PROBLEM TO SOLVE:
Your task is to copy each line that has the word "JSON".

Records from a collection:
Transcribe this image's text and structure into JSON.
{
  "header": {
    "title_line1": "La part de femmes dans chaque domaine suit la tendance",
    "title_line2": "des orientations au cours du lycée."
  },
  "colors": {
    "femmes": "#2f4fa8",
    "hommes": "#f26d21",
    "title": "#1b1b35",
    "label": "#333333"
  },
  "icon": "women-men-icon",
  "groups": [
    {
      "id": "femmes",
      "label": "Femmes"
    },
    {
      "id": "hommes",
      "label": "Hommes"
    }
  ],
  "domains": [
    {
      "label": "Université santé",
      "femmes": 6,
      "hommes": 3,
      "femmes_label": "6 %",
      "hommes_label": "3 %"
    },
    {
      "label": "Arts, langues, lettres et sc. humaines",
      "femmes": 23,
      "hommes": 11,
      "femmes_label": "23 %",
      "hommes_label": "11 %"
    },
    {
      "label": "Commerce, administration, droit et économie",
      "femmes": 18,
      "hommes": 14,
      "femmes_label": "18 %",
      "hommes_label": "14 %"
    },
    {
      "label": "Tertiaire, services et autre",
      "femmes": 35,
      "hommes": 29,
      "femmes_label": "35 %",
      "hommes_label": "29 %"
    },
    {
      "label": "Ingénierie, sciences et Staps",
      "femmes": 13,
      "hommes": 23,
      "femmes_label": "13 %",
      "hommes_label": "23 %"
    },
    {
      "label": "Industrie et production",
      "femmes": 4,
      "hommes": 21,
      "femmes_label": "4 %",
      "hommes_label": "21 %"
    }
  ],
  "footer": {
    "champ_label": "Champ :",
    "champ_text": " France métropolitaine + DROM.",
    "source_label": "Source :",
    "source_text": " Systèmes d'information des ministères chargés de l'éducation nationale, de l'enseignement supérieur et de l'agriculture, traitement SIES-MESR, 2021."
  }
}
* * *
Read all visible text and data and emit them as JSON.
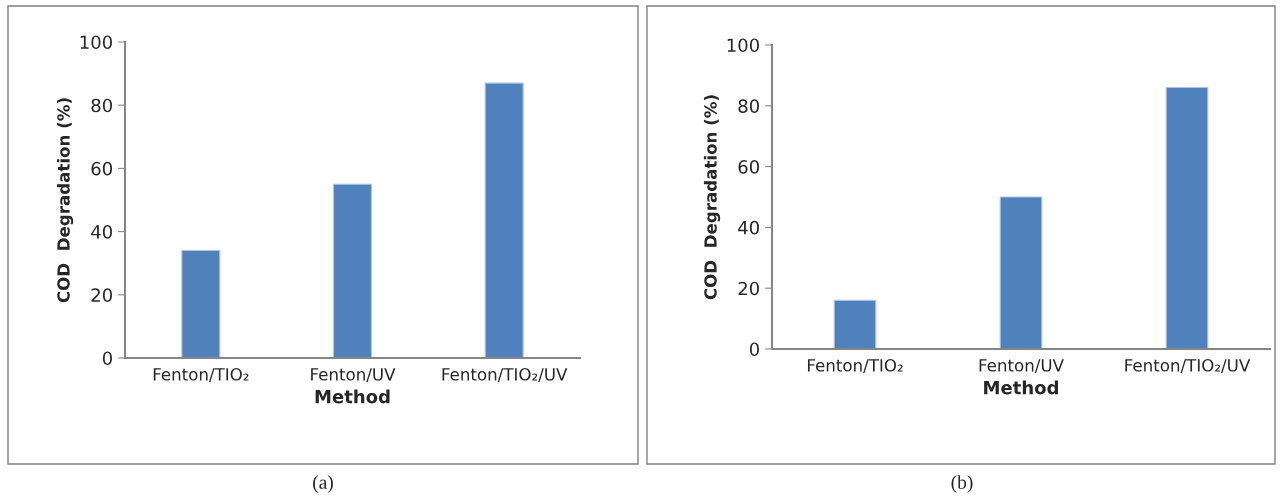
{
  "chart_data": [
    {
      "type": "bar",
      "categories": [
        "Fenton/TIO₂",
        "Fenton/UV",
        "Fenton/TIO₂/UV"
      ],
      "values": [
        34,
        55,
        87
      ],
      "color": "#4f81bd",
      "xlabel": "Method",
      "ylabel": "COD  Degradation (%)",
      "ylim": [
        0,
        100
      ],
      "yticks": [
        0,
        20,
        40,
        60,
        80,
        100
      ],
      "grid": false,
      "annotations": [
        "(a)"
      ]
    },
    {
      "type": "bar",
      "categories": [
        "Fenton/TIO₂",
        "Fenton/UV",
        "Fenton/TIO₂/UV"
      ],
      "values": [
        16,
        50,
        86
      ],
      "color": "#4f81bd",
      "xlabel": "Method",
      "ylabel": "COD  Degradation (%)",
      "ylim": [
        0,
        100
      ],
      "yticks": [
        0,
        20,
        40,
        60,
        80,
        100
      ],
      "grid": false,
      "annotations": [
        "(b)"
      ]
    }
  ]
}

RESULT OF THE EXERCISE:
Transcribe this image's text and structure into JSON.
Read all visible text and data and emit them as JSON.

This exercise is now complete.